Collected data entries
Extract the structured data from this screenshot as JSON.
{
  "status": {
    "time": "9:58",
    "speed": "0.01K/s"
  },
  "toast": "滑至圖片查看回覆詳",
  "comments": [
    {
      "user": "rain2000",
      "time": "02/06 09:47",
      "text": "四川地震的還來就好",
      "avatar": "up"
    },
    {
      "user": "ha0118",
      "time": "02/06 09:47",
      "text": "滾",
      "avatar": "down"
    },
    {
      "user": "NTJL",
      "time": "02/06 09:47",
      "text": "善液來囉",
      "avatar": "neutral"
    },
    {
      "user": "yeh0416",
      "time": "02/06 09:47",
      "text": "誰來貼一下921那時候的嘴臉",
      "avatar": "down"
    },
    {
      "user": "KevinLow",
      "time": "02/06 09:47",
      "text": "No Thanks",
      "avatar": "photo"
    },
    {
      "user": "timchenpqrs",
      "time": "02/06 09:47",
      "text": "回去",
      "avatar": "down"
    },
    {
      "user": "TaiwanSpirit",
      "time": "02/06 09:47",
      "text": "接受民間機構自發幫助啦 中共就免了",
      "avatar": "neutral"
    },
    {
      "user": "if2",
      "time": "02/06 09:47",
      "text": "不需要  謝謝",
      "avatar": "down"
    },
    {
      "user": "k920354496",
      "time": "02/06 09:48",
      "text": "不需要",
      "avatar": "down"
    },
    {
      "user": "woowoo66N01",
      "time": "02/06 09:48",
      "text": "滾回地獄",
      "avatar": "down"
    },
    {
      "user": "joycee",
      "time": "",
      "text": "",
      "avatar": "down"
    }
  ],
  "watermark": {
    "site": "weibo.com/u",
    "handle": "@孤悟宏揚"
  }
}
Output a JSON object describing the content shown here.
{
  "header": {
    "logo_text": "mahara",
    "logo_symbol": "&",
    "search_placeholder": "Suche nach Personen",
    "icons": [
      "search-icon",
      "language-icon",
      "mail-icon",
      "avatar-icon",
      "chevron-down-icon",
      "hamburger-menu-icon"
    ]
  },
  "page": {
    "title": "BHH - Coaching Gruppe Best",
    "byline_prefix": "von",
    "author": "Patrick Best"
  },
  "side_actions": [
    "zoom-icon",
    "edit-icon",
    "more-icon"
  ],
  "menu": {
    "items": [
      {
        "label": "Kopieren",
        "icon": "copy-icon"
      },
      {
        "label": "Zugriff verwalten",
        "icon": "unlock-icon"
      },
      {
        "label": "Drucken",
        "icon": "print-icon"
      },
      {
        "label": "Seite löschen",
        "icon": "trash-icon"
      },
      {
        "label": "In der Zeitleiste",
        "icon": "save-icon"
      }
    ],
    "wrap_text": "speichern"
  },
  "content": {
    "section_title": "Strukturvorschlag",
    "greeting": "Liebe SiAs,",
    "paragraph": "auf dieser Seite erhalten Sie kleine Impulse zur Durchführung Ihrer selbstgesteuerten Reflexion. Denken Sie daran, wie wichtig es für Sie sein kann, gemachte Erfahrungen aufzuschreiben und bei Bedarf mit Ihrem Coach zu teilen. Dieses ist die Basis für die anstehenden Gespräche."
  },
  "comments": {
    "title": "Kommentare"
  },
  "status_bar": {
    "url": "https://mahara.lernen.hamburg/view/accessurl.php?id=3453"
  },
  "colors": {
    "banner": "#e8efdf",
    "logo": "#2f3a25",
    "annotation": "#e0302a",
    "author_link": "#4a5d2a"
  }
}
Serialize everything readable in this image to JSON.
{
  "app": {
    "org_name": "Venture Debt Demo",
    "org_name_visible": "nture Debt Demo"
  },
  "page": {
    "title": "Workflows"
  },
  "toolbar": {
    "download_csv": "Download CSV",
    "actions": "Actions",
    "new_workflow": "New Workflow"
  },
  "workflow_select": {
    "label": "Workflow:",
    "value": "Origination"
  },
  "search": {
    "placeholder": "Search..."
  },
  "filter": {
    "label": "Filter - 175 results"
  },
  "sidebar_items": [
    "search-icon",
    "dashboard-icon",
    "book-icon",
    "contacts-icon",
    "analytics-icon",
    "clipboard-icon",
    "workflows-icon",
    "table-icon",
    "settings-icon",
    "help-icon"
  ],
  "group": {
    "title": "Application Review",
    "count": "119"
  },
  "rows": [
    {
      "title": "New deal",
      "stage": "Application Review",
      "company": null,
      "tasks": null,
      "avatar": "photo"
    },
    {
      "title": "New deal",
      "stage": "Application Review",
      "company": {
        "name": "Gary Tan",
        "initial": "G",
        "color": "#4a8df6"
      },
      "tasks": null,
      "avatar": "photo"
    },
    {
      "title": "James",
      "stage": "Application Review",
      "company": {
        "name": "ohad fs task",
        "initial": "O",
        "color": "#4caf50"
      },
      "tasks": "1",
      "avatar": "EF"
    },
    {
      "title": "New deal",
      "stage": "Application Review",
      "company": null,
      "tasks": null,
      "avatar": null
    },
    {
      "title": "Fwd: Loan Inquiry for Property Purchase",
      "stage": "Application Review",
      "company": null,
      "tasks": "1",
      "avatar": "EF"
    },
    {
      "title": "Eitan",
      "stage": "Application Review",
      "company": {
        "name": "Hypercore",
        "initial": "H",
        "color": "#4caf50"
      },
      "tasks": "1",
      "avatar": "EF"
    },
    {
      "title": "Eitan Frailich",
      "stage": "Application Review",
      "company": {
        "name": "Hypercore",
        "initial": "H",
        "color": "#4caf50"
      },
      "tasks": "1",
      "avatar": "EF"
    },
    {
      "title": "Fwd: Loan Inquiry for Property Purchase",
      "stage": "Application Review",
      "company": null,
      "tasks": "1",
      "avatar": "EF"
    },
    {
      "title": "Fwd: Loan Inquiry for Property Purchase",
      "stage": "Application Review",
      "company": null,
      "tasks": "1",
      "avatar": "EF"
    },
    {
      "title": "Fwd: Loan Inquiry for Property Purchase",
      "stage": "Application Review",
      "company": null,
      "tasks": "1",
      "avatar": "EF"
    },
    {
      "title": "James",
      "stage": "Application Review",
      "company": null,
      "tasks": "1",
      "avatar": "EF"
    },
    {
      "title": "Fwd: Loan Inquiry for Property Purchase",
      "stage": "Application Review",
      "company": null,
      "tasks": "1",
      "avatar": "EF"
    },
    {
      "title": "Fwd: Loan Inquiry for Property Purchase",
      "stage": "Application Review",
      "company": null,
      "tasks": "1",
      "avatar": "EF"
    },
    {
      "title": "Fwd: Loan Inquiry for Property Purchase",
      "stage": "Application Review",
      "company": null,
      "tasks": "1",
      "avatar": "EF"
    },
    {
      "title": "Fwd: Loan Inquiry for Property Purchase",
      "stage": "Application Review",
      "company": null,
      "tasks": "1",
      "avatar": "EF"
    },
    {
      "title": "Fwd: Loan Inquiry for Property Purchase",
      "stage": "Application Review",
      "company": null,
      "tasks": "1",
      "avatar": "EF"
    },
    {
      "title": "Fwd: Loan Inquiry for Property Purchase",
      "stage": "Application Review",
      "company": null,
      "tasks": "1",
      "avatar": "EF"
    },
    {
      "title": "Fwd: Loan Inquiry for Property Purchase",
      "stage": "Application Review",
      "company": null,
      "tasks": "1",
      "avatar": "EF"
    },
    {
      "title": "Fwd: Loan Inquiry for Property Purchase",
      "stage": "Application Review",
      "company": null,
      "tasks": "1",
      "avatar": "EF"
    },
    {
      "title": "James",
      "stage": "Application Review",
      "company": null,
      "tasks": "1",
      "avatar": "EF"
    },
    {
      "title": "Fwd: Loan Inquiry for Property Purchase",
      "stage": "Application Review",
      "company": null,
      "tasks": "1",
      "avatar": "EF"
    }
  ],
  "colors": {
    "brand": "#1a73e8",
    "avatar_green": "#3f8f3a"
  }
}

Task instructions: Copy every line above that holds the word "initial".

Expected answer:
        "initial": "G",
        "initial": "O",
        "initial": "H",
        "initial": "H",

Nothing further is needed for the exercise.